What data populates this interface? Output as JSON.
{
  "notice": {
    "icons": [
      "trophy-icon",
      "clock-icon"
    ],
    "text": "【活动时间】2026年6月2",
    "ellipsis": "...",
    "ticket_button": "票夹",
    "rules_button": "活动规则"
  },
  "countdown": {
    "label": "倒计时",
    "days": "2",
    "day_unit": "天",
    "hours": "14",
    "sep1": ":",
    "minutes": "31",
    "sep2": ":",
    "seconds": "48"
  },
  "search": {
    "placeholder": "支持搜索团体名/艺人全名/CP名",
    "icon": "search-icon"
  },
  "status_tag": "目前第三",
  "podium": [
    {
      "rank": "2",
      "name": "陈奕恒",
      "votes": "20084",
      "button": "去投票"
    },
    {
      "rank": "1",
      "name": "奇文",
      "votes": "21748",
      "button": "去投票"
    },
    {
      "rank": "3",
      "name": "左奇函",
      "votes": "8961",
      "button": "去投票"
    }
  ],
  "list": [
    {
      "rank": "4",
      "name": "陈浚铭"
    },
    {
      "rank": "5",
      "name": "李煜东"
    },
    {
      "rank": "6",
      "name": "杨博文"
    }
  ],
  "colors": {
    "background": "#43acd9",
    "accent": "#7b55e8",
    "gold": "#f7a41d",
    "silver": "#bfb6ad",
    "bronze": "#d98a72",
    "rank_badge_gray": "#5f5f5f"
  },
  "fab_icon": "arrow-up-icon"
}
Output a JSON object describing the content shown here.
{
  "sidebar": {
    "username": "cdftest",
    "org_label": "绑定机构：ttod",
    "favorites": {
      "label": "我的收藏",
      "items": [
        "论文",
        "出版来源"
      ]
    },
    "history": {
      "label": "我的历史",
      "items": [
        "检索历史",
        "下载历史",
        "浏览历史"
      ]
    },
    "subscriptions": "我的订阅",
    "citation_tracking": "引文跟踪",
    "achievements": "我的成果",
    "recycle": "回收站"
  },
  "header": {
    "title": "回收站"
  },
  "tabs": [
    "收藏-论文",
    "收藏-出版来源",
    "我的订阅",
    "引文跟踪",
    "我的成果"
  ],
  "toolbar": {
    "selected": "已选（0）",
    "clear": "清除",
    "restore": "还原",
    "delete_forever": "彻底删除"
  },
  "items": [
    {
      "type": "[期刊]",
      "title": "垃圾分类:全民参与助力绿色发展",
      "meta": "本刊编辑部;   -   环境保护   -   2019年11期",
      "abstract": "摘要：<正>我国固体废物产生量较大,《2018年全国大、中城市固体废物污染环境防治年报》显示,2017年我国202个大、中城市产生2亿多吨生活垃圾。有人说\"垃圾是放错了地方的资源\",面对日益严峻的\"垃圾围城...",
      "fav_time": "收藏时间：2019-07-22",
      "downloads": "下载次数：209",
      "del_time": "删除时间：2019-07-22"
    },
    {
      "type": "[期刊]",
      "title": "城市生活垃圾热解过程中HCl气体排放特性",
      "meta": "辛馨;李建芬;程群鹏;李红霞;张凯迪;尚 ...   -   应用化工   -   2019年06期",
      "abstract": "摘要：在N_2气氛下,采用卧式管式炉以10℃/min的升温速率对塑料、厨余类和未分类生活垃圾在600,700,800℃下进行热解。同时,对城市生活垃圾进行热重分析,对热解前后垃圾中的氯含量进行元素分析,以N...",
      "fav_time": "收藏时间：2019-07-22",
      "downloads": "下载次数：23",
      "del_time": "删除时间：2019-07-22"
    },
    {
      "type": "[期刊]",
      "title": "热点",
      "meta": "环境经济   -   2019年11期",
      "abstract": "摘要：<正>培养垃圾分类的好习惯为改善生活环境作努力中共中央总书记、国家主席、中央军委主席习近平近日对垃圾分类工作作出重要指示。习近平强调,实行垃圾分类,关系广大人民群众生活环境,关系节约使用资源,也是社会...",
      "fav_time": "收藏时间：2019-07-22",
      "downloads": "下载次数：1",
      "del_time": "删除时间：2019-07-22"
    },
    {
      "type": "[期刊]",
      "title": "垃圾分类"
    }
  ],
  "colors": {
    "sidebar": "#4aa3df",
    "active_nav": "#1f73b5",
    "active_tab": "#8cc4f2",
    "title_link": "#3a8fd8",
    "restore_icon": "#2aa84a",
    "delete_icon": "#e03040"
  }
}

= = = = = = =

▶ [Problem to solve] Above are the records; retype every one exactly.

▶ [Right answer]
What data populates this interface? Output as JSON.
{
  "notice": {
    "icons": [
      "trophy-icon",
      "clock-icon"
    ],
    "text": "【活动时间】2026年6月2",
    "ellipsis": "...",
    "ticket_button": "票夹",
    "rules_button": "活动规则"
  },
  "countdown": {
    "label": "倒计时",
    "days": "2",
    "day_unit": "天",
    "hours": "14",
    "sep1": ":",
    "minutes": "31",
    "sep2": ":",
    "seconds": "48"
  },
  "search": {
    "placeholder": "支持搜索团体名/艺人全名/CP名",
    "icon": "search-icon"
  },
  "status_tag": "目前第三",
  "podium": [
    {
      "rank": "2",
      "name": "陈奕恒",
      "votes": "20084",
      "button": "去投票"
    },
    {
      "rank": "1",
      "name": "奇文",
      "votes": "21748",
      "button": "去投票"
    },
    {
      "rank": "3",
      "name": "左奇函",
      "votes": "8961",
      "button": "去投票"
    }
  ],
  "list": [
    {
      "rank": "4",
      "name": "陈浚铭"
    },
    {
      "rank": "5",
      "name": "李煜东"
    },
    {
      "rank": "6",
      "name": "杨博文"
    }
  ],
  "colors": {
    "background": "#43acd9",
    "accent": "#7b55e8",
    "gold": "#f7a41d",
    "silver": "#bfb6ad",
    "bronze": "#d98a72",
    "rank_badge_gray": "#5f5f5f"
  },
  "fab_icon": "arrow-up-icon"
}
Output a JSON object describing the content shown here.
{
  "sidebar": {
    "username": "cdftest",
    "org_label": "绑定机构：ttod",
    "favorites": {
      "label": "我的收藏",
      "items": [
        "论文",
        "出版来源"
      ]
    },
    "history": {
      "label": "我的历史",
      "items": [
        "检索历史",
        "下载历史",
        "浏览历史"
      ]
    },
    "subscriptions": "我的订阅",
    "citation_tracking": "引文跟踪",
    "achievements": "我的成果",
    "recycle": "回收站"
  },
  "header": {
    "title": "回收站"
  },
  "tabs": [
    "收藏-论文",
    "收藏-出版来源",
    "我的订阅",
    "引文跟踪",
    "我的成果"
  ],
  "toolbar": {
    "selected": "已选（0）",
    "clear": "清除",
    "restore": "还原",
    "delete_forever": "彻底删除"
  },
  "items": [
    {
      "type": "[期刊]",
      "title": "垃圾分类:全民参与助力绿色发展",
      "meta": "本刊编辑部;   -   环境保护   -   2019年11期",
      "abstract": "摘要：<正>我国固体废物产生量较大,《2018年全国大、中城市固体废物污染环境防治年报》显示,2017年我国202个大、中城市产生2亿多吨生活垃圾。有人说\"垃圾是放错了地方的资源\",面对日益严峻的\"垃圾围城...",
      "fav_time": "收藏时间：2019-07-22",
      "downloads": "下载次数：209",
      "del_time": "删除时间：2019-07-22"
    },
    {
      "type": "[期刊]",
      "title": "城市生活垃圾热解过程中HCl气体排放特性",
      "meta": "辛馨;李建芬;程群鹏;李红霞;张凯迪;尚 ...   -   应用化工   -   2019年06期",
      "abstract": "摘要：在N_2气氛下,采用卧式管式炉以10℃/min的升温速率对塑料、厨余类和未分类生活垃圾在600,700,800℃下进行热解。同时,对城市生活垃圾进行热重分析,对热解前后垃圾中的氯含量进行元素分析,以N...",
      "fav_time": "收藏时间：2019-07-22",
      "downloads": "下载次数：23",
      "del_time": "删除时间：2019-07-22"
    },
    {
      "type": "[期刊]",
      "title": "热点",
      "meta": "环境经济   -   2019年11期",
      "abstract": "摘要：<正>培养垃圾分类的好习惯为改善生活环境作努力中共中央总书记、国家主席、中央军委主席习近平近日对垃圾分类工作作出重要指示。习近平强调,实行垃圾分类,关系广大人民群众生活环境,关系节约使用资源,也是社会...",
      "fav_time": "收藏时间：2019-07-22",
      "downloads": "下载次数：1",
      "del_time": "删除时间：2019-07-22"
    },
    {
      "type": "[期刊]",
      "title": "垃圾分类"
    }
  ],
  "colors": {
    "sidebar": "#4aa3df",
    "active_nav": "#1f73b5",
    "active_tab": "#8cc4f2",
    "title_link": "#3a8fd8",
    "restore_icon": "#2aa84a",
    "delete_icon": "#e03040"
  }
}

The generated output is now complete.